- [RAW RECORDS]:
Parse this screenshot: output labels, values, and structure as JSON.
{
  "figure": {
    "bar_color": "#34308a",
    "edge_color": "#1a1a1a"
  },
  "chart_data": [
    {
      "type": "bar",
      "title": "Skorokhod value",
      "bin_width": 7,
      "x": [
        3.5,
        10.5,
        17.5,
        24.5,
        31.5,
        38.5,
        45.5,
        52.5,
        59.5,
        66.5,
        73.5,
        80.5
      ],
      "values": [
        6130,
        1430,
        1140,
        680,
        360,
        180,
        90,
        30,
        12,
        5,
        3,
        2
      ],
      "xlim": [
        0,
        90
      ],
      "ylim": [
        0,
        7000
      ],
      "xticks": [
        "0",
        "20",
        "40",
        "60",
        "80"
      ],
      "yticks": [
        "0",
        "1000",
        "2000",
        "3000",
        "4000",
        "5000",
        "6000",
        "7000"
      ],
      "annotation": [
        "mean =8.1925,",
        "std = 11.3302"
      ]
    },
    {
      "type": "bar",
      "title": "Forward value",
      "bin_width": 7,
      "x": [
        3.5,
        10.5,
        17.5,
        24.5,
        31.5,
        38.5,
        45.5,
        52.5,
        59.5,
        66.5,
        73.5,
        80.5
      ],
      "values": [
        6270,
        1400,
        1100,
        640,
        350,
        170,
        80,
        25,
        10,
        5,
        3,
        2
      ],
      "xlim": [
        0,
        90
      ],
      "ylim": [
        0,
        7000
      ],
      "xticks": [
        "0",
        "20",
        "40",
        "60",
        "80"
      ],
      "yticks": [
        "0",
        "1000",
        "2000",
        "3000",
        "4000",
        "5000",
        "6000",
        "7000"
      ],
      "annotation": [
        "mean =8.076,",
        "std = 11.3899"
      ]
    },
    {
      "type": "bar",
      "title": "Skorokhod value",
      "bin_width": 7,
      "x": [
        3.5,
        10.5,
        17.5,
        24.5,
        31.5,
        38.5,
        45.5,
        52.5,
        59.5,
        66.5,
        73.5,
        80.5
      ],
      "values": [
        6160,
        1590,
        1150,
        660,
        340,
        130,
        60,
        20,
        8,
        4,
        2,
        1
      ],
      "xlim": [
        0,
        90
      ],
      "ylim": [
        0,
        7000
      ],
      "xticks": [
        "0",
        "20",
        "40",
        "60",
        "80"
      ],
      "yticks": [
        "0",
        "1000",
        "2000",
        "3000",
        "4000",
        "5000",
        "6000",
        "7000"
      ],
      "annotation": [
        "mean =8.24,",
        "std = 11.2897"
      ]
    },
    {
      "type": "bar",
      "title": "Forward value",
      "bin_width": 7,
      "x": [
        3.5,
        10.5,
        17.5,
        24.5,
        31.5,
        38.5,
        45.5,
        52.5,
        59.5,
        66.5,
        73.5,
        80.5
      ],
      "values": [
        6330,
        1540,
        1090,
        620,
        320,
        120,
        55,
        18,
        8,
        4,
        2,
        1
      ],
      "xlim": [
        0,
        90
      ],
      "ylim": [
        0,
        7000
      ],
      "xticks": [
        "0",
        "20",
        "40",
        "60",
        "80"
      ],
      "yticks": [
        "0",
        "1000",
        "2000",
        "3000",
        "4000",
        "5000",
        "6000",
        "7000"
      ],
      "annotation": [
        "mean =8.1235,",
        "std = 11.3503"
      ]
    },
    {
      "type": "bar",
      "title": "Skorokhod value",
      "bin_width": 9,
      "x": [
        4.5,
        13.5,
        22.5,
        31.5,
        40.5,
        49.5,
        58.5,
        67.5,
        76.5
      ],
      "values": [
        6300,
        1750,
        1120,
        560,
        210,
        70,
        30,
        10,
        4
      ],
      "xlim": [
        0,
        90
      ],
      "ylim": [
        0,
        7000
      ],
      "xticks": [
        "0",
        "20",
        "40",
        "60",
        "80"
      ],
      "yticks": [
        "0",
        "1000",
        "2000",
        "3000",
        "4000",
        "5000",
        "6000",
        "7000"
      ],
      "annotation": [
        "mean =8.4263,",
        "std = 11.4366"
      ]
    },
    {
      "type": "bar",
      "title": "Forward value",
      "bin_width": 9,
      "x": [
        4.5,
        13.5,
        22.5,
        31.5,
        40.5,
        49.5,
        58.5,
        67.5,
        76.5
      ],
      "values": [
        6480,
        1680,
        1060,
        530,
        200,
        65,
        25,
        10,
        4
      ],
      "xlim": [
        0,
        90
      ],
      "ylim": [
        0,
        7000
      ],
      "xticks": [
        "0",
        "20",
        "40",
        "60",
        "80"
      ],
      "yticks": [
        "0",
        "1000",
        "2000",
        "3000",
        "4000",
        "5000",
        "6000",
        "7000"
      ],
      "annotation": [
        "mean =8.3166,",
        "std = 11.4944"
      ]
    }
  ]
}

- [DO THIS]:
Extract each record, keeping it identical to the original.

- [EXERCISE SOLUTION]:
Parse this screenshot: output labels, values, and structure as JSON.
{
  "figure": {
    "bar_color": "#34308a",
    "edge_color": "#1a1a1a"
  },
  "chart_data": [
    {
      "type": "bar",
      "title": "Skorokhod value",
      "bin_width": 7,
      "x": [
        3.5,
        10.5,
        17.5,
        24.5,
        31.5,
        38.5,
        45.5,
        52.5,
        59.5,
        66.5,
        73.5,
        80.5
      ],
      "values": [
        6130,
        1430,
        1140,
        680,
        360,
        180,
        90,
        30,
        12,
        5,
        3,
        2
      ],
      "xlim": [
        0,
        90
      ],
      "ylim": [
        0,
        7000
      ],
      "xticks": [
        "0",
        "20",
        "40",
        "60",
        "80"
      ],
      "yticks": [
        "0",
        "1000",
        "2000",
        "3000",
        "4000",
        "5000",
        "6000",
        "7000"
      ],
      "annotation": [
        "mean =8.1925,",
        "std = 11.3302"
      ]
    },
    {
      "type": "bar",
      "title": "Forward value",
      "bin_width": 7,
      "x": [
        3.5,
        10.5,
        17.5,
        24.5,
        31.5,
        38.5,
        45.5,
        52.5,
        59.5,
        66.5,
        73.5,
        80.5
      ],
      "values": [
        6270,
        1400,
        1100,
        640,
        350,
        170,
        80,
        25,
        10,
        5,
        3,
        2
      ],
      "xlim": [
        0,
        90
      ],
      "ylim": [
        0,
        7000
      ],
      "xticks": [
        "0",
        "20",
        "40",
        "60",
        "80"
      ],
      "yticks": [
        "0",
        "1000",
        "2000",
        "3000",
        "4000",
        "5000",
        "6000",
        "7000"
      ],
      "annotation": [
        "mean =8.076,",
        "std = 11.3899"
      ]
    },
    {
      "type": "bar",
      "title": "Skorokhod value",
      "bin_width": 7,
      "x": [
        3.5,
        10.5,
        17.5,
        24.5,
        31.5,
        38.5,
        45.5,
        52.5,
        59.5,
        66.5,
        73.5,
        80.5
      ],
      "values": [
        6160,
        1590,
        1150,
        660,
        340,
        130,
        60,
        20,
        8,
        4,
        2,
        1
      ],
      "xlim": [
        0,
        90
      ],
      "ylim": [
        0,
        7000
      ],
      "xticks": [
        "0",
        "20",
        "40",
        "60",
        "80"
      ],
      "yticks": [
        "0",
        "1000",
        "2000",
        "3000",
        "4000",
        "5000",
        "6000",
        "7000"
      ],
      "annotation": [
        "mean =8.24,",
        "std = 11.2897"
      ]
    },
    {
      "type": "bar",
      "title": "Forward value",
      "bin_width": 7,
      "x": [
        3.5,
        10.5,
        17.5,
        24.5,
        31.5,
        38.5,
        45.5,
        52.5,
        59.5,
        66.5,
        73.5,
        80.5
      ],
      "values": [
        6330,
        1540,
        1090,
        620,
        320,
        120,
        55,
        18,
        8,
        4,
        2,
        1
      ],
      "xlim": [
        0,
        90
      ],
      "ylim": [
        0,
        7000
      ],
      "xticks": [
        "0",
        "20",
        "40",
        "60",
        "80"
      ],
      "yticks": [
        "0",
        "1000",
        "2000",
        "3000",
        "4000",
        "5000",
        "6000",
        "7000"
      ],
      "annotation": [
        "mean =8.1235,",
        "std = 11.3503"
      ]
    },
    {
      "type": "bar",
      "title": "Skorokhod value",
      "bin_width": 9,
      "x": [
        4.5,
        13.5,
        22.5,
        31.5,
        40.5,
        49.5,
        58.5,
        67.5,
        76.5
      ],
      "values": [
        6300,
        1750,
        1120,
        560,
        210,
        70,
        30,
        10,
        4
      ],
      "xlim": [
        0,
        90
      ],
      "ylim": [
        0,
        7000
      ],
      "xticks": [
        "0",
        "20",
        "40",
        "60",
        "80"
      ],
      "yticks": [
        "0",
        "1000",
        "2000",
        "3000",
        "4000",
        "5000",
        "6000",
        "7000"
      ],
      "annotation": [
        "mean =8.4263,",
        "std = 11.4366"
      ]
    },
    {
      "type": "bar",
      "title": "Forward value",
      "bin_width": 9,
      "x": [
        4.5,
        13.5,
        22.5,
        31.5,
        40.5,
        49.5,
        58.5,
        67.5,
        76.5
      ],
      "values": [
        6480,
        1680,
        1060,
        530,
        200,
        65,
        25,
        10,
        4
      ],
      "xlim": [
        0,
        90
      ],
      "ylim": [
        0,
        7000
      ],
      "xticks": [
        "0",
        "20",
        "40",
        "60",
        "80"
      ],
      "yticks": [
        "0",
        "1000",
        "2000",
        "3000",
        "4000",
        "5000",
        "6000",
        "7000"
      ],
      "annotation": [
        "mean =8.3166,",
        "std = 11.4944"
      ]
    }
  ]
}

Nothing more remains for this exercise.